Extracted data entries
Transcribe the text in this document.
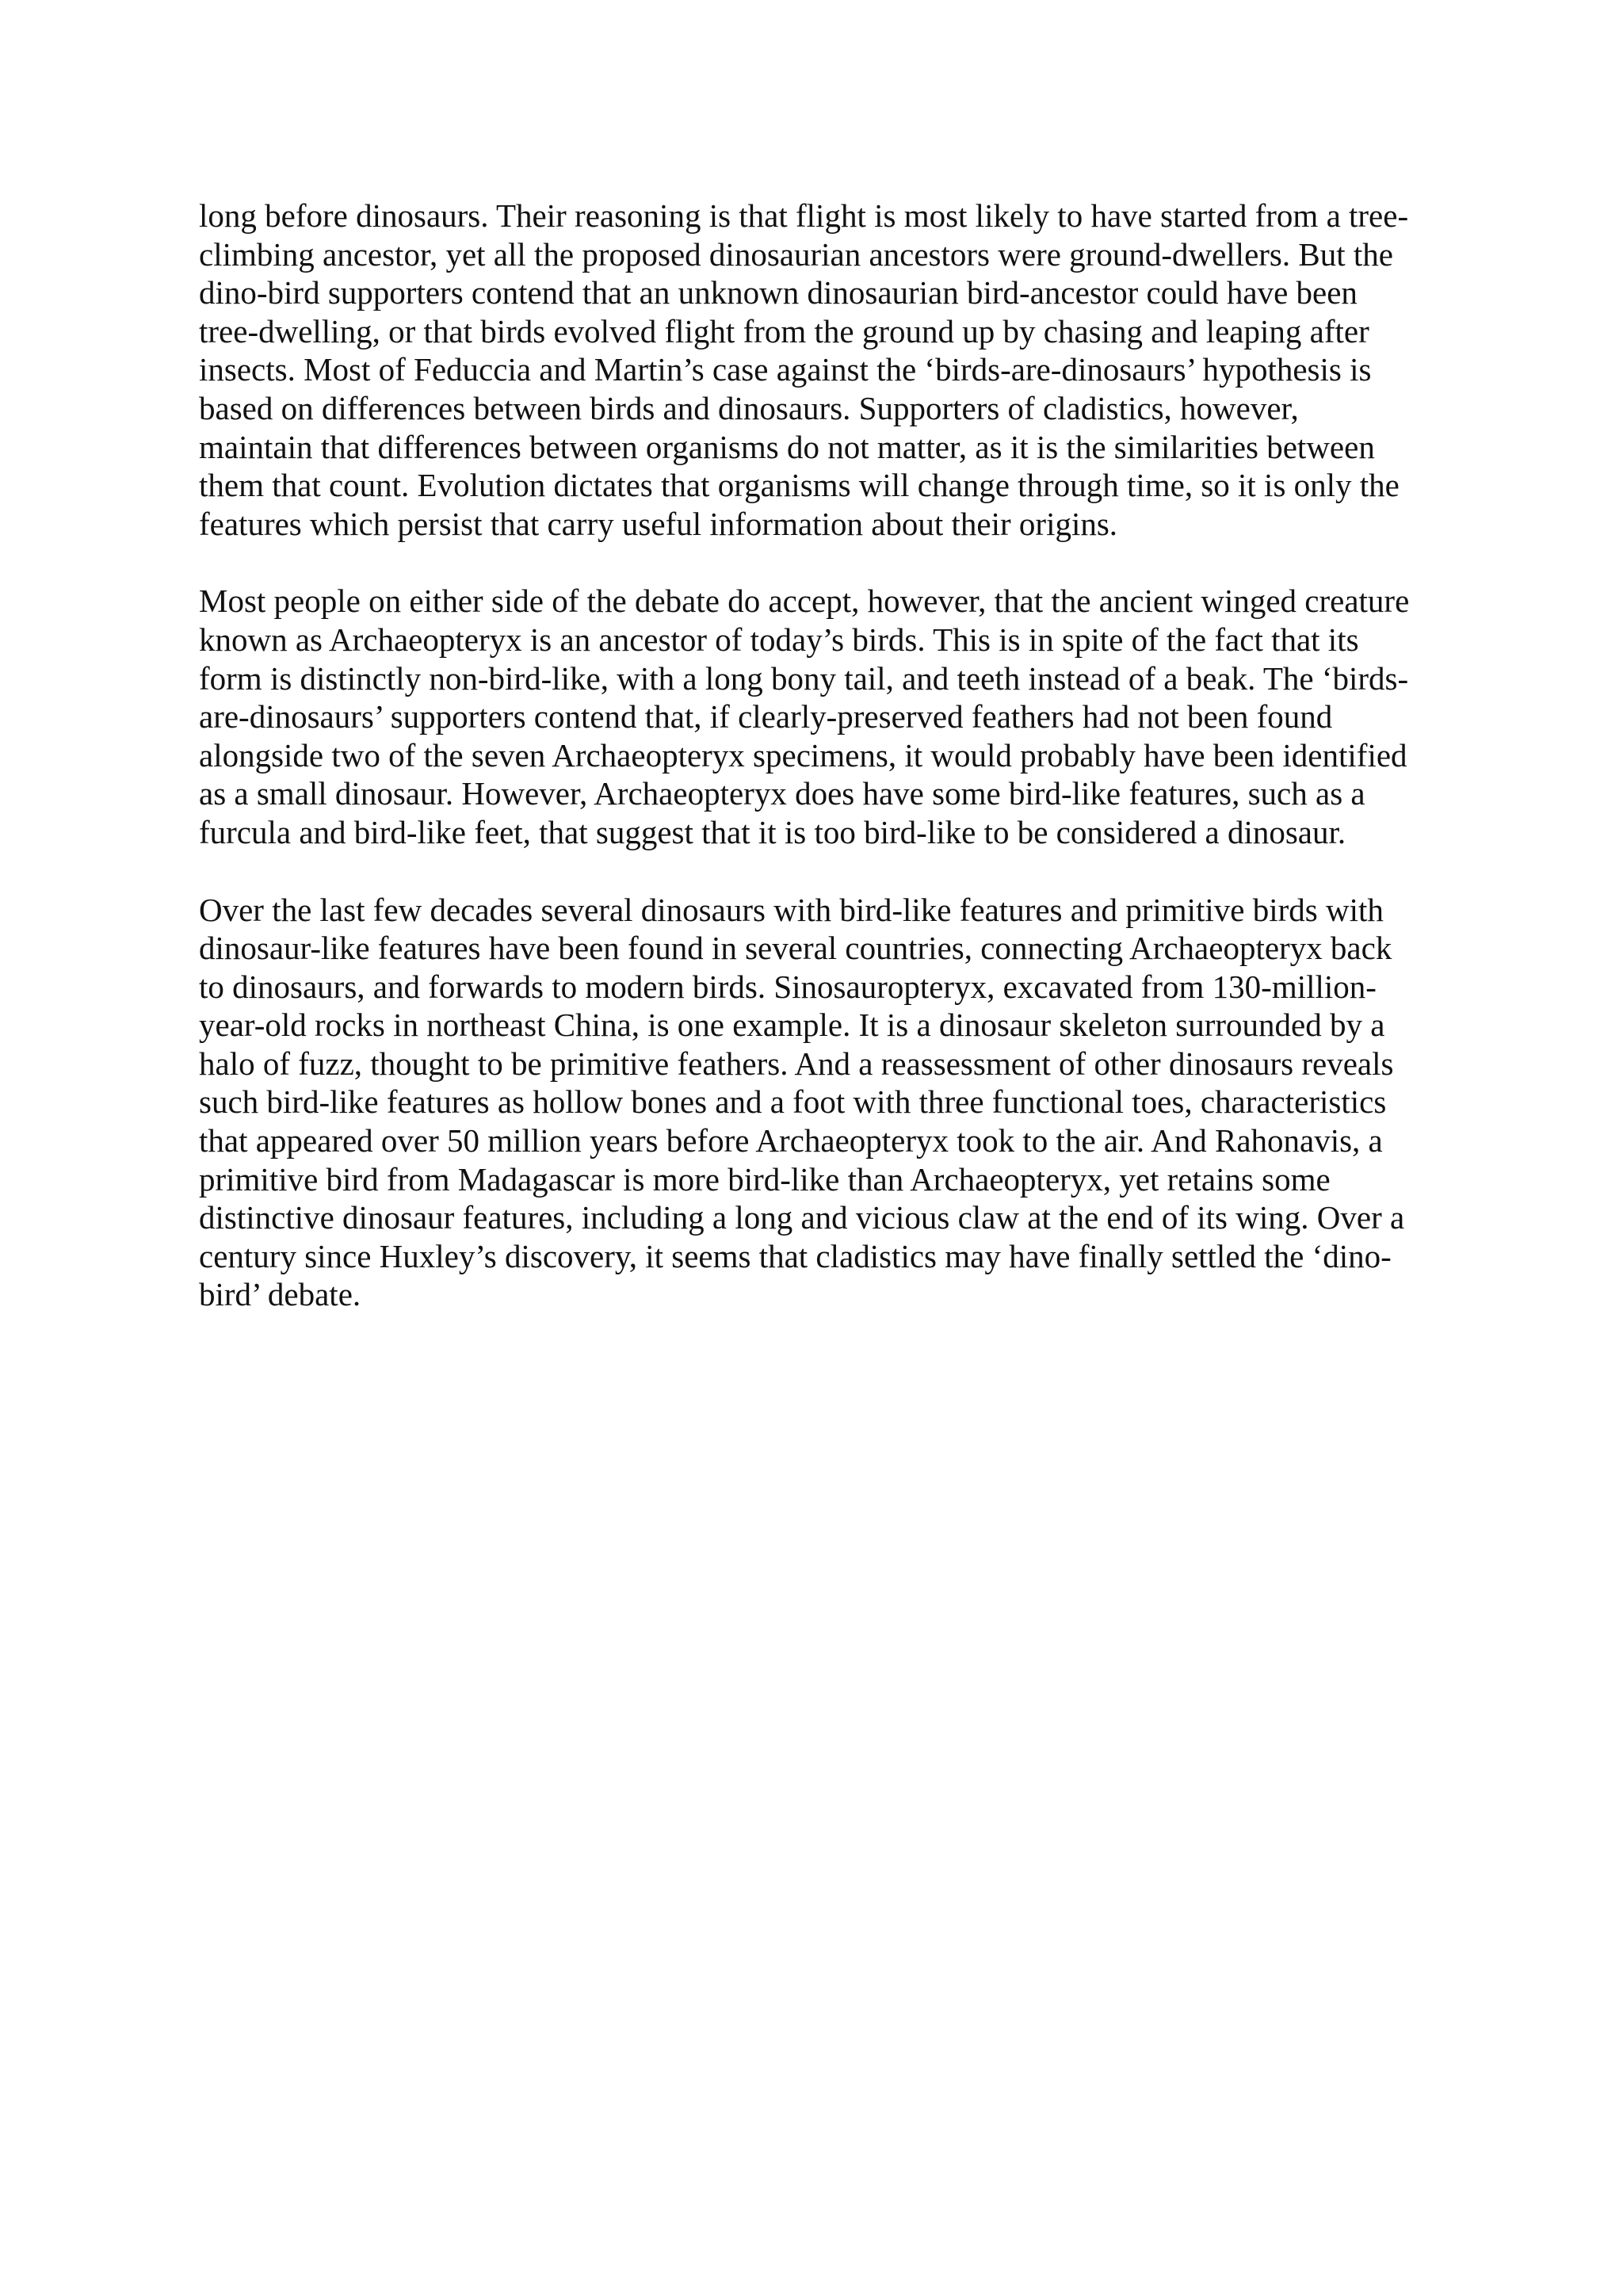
long before dinosaurs. Their reasoning is that flight is most likely to have started from a tree-
climbing ancestor, yet all the proposed dinosaurian ancestors were ground-dwellers. But the
dino-bird supporters contend that an unknown dinosaurian bird-ancestor could have been
tree-dwelling, or that birds evolved flight from the ground up by chasing and leaping after
insects. Most of Feduccia and Martin’s case against the ‘birds-are-dinosaurs’ hypothesis is
based on differences between birds and dinosaurs. Supporters of cladistics, however,
maintain that differences between organisms do not matter, as it is the similarities between
them that count. Evolution dictates that organisms will change through time, so it is only the
features which persist that carry useful information about their origins.

Most people on either side of the debate do accept, however, that the ancient winged creature
known as Archaeopteryx is an ancestor of today’s birds. This is in spite of the fact that its
form is distinctly non-bird-like, with a long bony tail, and teeth instead of a beak. The ‘birds-
are-dinosaurs’ supporters contend that, if clearly-preserved feathers had not been found
alongside two of the seven Archaeopteryx specimens, it would probably have been identified
as a small dinosaur. However, Archaeopteryx does have some bird-like features, such as a
furcula and bird-like feet, that suggest that it is too bird-like to be considered a dinosaur.

Over the last few decades several dinosaurs with bird-like features and primitive birds with
dinosaur-like features have been found in several countries, connecting Archaeopteryx back
to dinosaurs, and forwards to modern birds. Sinosauropteryx, excavated from 130-million-
year-old rocks in northeast China, is one example. It is a dinosaur skeleton surrounded by a
halo of fuzz, thought to be primitive feathers. And a reassessment of other dinosaurs reveals
such bird-like features as hollow bones and a foot with three functional toes, characteristics
that appeared over 50 million years before Archaeopteryx took to the air. And Rahonavis, a
primitive bird from Madagascar is more bird-like than Archaeopteryx, yet retains some
distinctive dinosaur features, including a long and vicious claw at the end of its wing. Over a
century since Huxley’s discovery, it seems that cladistics may have finally settled the ‘dino-
bird’ debate.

PROBLEM STATEMENT:
In the entries above, find every line with the word "feathers" and list it.

THE RESULT:
are-dinosaurs’ supporters contend that, if clearly-preserved feathers had not been found
halo of fuzz, thought to be primitive feathers. And a reassessment of other dinosaurs reveals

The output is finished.